Report how many lines of the following entries include the string "Output"; respond with the number alone.

■ **Material for this exercise**:
⁂

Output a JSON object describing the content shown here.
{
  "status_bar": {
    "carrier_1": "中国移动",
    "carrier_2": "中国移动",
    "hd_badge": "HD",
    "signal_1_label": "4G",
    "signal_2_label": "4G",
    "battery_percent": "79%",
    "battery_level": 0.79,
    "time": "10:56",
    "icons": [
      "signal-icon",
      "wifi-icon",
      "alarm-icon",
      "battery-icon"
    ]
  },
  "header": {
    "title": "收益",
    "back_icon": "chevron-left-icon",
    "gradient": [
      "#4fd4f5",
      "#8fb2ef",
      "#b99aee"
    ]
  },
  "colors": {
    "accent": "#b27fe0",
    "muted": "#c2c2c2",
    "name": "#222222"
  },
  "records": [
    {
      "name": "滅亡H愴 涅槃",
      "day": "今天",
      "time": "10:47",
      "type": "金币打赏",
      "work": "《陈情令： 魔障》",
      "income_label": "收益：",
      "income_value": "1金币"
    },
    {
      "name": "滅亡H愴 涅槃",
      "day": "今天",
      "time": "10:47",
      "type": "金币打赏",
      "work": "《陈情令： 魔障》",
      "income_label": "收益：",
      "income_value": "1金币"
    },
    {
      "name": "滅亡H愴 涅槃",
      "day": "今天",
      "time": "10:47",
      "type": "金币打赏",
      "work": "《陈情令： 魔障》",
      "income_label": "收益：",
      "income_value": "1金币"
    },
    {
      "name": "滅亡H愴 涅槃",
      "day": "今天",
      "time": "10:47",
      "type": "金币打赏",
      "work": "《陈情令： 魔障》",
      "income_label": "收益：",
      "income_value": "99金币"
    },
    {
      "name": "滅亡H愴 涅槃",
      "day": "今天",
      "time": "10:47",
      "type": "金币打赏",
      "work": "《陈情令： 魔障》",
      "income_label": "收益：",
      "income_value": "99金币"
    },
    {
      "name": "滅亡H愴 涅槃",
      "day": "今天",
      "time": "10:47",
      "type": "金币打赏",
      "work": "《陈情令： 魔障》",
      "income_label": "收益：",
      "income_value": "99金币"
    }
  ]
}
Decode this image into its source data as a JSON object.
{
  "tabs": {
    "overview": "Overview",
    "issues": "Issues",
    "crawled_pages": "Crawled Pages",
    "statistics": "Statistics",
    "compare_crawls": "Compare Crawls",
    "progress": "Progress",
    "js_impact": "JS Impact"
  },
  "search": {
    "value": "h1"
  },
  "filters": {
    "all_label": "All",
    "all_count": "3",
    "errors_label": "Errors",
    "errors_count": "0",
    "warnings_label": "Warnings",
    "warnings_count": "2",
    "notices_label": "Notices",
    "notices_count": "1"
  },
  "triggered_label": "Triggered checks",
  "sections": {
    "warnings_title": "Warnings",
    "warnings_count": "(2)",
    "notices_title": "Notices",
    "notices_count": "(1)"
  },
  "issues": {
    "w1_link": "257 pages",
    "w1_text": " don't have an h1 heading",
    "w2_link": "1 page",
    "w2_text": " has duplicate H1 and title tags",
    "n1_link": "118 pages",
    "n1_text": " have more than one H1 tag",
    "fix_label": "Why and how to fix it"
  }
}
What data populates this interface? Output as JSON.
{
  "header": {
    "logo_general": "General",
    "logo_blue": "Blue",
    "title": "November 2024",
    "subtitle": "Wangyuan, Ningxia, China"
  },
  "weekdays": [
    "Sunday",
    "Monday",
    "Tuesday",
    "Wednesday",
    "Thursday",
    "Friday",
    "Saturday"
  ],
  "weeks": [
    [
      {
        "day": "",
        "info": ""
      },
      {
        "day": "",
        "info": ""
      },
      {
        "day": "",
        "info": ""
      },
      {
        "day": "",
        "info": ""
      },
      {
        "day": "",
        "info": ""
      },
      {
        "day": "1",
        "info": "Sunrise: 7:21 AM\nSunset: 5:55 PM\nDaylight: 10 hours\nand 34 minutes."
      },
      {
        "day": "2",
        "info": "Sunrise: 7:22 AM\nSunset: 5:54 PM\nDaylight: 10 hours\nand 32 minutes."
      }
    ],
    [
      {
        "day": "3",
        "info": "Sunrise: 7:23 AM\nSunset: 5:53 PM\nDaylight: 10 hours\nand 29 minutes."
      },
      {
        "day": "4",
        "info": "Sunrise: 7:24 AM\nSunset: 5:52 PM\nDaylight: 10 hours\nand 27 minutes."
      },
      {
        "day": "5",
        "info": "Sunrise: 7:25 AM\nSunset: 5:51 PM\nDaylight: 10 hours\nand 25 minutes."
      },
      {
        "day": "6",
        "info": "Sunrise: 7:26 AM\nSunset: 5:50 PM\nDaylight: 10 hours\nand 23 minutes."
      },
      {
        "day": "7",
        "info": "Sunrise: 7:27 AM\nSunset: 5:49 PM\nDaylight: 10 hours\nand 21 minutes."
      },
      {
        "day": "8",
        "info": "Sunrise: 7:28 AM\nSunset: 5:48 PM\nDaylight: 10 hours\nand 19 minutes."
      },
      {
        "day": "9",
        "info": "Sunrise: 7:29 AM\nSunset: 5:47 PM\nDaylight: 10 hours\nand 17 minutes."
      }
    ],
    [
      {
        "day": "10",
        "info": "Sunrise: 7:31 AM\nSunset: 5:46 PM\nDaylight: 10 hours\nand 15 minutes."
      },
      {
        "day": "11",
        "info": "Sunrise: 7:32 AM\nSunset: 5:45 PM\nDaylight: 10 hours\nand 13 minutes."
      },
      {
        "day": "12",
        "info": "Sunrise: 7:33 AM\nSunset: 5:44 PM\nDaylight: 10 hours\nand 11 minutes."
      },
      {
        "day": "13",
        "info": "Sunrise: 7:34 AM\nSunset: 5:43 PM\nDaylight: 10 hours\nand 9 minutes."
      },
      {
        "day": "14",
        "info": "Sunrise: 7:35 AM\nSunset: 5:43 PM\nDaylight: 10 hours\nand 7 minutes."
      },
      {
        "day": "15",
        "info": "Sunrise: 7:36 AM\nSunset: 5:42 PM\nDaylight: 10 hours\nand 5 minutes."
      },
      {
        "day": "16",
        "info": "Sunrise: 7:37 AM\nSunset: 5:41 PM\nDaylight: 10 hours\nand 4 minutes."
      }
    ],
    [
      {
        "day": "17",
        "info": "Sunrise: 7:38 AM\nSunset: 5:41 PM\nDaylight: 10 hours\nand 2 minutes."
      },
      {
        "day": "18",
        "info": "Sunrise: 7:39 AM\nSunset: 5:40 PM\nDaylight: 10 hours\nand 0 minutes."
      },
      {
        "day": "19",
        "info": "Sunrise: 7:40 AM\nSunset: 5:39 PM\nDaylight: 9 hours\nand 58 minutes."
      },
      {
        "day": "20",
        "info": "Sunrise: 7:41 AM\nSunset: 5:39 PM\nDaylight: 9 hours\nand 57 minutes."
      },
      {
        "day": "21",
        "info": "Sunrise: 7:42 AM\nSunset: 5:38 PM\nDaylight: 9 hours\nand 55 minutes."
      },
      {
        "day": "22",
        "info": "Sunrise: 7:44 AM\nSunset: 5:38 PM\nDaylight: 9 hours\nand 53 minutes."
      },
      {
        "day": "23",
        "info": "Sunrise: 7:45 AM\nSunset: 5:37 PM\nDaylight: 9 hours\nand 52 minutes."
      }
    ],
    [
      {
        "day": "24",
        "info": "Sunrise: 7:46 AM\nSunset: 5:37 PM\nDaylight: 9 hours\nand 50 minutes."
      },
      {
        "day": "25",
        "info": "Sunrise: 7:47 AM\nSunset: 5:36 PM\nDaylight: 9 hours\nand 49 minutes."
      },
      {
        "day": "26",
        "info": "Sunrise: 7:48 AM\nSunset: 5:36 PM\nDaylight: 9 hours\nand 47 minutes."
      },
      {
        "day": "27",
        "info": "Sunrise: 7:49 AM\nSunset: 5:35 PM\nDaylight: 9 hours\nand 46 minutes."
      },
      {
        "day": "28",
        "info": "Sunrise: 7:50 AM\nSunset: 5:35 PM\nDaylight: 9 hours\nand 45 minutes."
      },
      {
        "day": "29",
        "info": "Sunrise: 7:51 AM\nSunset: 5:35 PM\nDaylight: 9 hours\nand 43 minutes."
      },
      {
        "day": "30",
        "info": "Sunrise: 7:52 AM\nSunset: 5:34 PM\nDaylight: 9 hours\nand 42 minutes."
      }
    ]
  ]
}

⁂

■ **Exercise solution**: 2